» **Supplied data**
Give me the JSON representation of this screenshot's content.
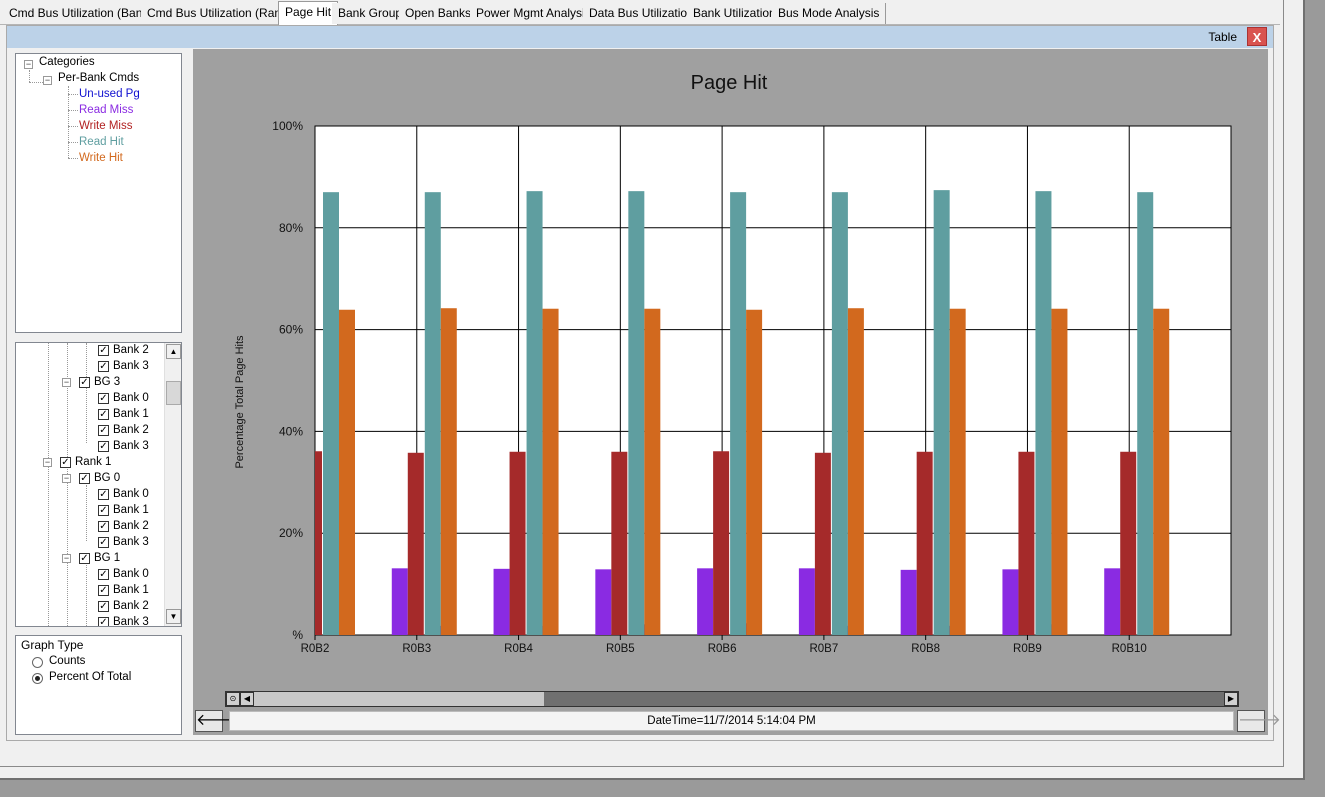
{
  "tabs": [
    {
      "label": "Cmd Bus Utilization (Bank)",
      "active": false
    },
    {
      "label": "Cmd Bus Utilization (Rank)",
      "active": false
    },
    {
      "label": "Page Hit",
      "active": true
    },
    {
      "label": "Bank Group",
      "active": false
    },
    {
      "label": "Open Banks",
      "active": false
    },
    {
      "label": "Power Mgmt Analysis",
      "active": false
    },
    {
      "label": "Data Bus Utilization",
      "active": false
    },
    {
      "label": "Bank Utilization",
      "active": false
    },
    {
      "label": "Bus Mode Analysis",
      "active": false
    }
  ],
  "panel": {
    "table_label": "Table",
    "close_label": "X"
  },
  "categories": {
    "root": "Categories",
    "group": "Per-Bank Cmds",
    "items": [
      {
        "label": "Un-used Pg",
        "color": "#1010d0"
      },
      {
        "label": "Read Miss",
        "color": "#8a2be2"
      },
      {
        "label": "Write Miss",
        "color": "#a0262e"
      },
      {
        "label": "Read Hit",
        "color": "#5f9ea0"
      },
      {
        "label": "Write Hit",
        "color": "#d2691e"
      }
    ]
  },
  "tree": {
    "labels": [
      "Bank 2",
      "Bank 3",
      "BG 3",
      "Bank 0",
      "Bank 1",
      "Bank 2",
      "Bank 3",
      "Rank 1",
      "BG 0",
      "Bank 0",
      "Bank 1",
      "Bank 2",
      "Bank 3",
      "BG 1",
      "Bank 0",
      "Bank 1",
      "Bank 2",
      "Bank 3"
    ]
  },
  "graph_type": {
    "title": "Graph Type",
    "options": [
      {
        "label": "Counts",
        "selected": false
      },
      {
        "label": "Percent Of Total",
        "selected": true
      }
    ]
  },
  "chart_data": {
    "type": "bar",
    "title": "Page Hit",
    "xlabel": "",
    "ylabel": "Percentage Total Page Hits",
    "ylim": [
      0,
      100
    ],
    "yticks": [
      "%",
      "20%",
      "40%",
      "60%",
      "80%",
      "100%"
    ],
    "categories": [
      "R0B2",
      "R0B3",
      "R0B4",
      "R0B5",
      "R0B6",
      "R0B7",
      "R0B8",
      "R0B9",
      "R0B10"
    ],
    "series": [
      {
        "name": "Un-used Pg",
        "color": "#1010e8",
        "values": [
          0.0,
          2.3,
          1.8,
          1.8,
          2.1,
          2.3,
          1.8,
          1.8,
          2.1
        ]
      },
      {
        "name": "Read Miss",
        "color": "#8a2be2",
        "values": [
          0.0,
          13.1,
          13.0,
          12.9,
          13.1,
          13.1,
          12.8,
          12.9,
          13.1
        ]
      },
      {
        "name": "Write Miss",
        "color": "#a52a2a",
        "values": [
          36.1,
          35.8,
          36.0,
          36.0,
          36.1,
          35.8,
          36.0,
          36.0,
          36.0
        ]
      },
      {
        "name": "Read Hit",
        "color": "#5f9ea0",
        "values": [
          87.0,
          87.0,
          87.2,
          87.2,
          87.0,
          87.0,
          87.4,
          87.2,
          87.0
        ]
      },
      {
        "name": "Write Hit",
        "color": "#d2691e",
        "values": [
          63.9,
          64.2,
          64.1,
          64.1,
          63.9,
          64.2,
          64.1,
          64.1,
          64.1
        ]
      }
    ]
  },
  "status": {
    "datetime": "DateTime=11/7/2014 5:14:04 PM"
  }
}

--

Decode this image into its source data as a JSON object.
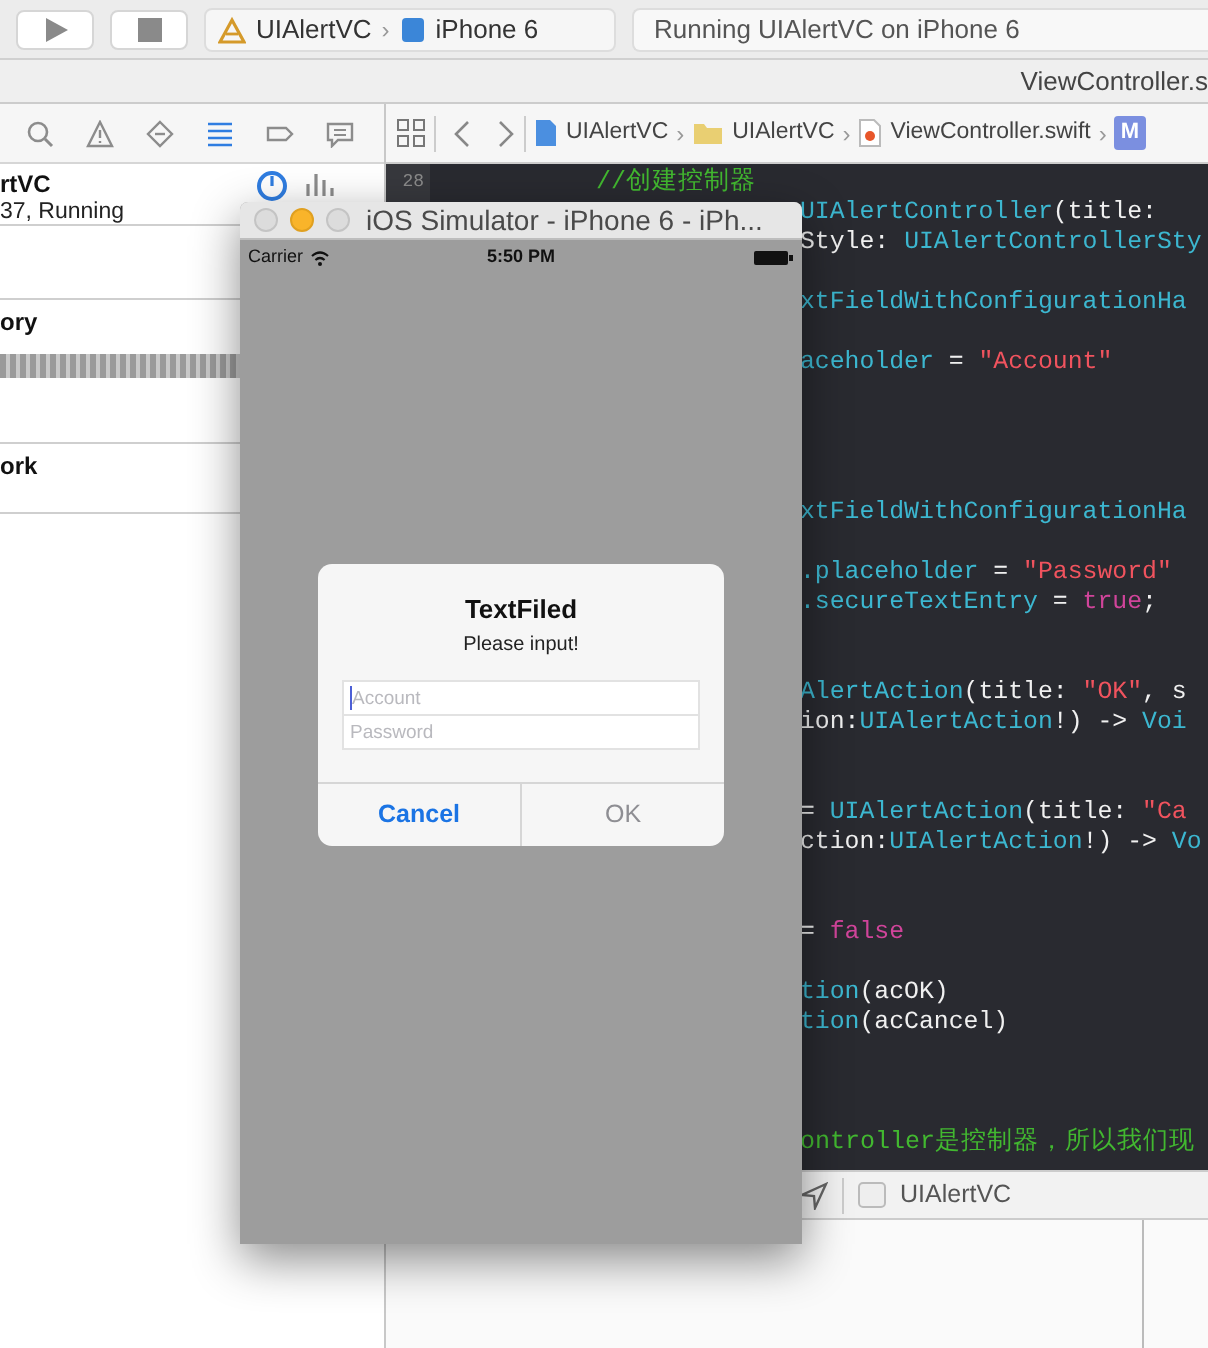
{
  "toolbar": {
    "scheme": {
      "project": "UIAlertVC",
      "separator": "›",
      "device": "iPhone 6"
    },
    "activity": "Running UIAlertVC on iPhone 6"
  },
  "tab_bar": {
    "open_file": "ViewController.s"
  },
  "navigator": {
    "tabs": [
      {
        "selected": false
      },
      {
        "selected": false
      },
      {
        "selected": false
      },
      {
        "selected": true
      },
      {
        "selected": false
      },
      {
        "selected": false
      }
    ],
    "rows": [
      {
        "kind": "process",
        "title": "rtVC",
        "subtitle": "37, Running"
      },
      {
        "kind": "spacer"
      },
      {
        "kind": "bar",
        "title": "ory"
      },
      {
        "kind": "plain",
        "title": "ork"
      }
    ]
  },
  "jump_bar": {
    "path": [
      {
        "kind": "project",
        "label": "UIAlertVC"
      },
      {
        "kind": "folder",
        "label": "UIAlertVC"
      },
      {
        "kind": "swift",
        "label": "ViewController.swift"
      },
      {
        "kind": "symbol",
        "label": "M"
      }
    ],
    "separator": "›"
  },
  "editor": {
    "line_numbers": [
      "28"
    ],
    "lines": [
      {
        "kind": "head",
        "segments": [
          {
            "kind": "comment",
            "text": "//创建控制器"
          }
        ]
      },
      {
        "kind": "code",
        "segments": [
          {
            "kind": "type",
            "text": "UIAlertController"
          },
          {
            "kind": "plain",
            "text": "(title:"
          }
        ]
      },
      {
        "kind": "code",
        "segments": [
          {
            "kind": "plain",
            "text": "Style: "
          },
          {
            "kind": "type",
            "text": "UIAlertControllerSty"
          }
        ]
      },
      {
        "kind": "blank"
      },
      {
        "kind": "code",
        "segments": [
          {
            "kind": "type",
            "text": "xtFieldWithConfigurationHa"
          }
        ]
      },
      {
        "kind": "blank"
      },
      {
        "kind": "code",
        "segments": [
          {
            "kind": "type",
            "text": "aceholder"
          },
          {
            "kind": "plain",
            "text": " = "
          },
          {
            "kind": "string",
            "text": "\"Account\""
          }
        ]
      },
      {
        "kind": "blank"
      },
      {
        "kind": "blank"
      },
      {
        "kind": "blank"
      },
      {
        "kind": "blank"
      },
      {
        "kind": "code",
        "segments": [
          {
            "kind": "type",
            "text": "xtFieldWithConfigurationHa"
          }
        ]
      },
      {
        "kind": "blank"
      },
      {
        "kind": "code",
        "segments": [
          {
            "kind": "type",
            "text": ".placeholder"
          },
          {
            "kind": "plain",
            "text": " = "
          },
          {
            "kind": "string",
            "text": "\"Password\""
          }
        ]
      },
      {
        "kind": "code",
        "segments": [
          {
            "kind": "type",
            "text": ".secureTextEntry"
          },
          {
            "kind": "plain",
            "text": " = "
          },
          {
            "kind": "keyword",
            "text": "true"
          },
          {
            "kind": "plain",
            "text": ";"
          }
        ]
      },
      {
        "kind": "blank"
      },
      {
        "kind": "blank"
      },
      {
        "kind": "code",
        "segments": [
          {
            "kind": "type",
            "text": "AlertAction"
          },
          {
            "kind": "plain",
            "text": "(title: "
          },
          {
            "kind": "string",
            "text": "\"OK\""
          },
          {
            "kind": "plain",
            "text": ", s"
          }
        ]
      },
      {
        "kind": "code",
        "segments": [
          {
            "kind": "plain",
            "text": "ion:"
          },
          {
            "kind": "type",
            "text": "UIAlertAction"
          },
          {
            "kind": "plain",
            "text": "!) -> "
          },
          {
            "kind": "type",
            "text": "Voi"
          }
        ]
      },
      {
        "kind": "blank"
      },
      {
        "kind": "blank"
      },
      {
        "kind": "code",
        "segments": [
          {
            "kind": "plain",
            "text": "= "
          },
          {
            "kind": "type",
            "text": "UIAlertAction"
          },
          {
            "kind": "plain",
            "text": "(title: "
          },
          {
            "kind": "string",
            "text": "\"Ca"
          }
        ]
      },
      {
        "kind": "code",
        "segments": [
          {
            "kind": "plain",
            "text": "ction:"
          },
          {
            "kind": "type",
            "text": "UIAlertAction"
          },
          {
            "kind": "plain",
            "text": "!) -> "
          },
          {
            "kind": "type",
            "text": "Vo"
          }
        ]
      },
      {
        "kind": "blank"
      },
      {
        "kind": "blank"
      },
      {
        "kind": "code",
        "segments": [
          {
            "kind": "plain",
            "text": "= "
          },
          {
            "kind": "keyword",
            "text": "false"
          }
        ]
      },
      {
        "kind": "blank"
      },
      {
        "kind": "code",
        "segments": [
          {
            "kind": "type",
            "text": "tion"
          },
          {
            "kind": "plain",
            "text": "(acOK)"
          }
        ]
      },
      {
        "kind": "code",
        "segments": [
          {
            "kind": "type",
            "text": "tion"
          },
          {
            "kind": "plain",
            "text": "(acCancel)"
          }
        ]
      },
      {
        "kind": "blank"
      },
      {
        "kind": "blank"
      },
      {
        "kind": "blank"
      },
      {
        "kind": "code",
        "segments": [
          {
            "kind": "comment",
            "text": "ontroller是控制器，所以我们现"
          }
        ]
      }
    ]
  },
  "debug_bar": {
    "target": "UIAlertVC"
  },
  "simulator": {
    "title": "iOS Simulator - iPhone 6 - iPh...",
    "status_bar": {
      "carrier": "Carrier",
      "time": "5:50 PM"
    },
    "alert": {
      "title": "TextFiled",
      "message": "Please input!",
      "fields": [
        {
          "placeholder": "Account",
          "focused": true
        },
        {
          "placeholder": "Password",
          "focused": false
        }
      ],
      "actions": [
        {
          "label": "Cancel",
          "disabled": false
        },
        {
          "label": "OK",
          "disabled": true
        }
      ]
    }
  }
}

» **Exercise details**
Copy out every line of the data that includes "Read".

» **Result for this task**
        "label": "Read Miss",
        "label": "Read Hit",
        "name": "Read Miss",
        "name": "Read Hit",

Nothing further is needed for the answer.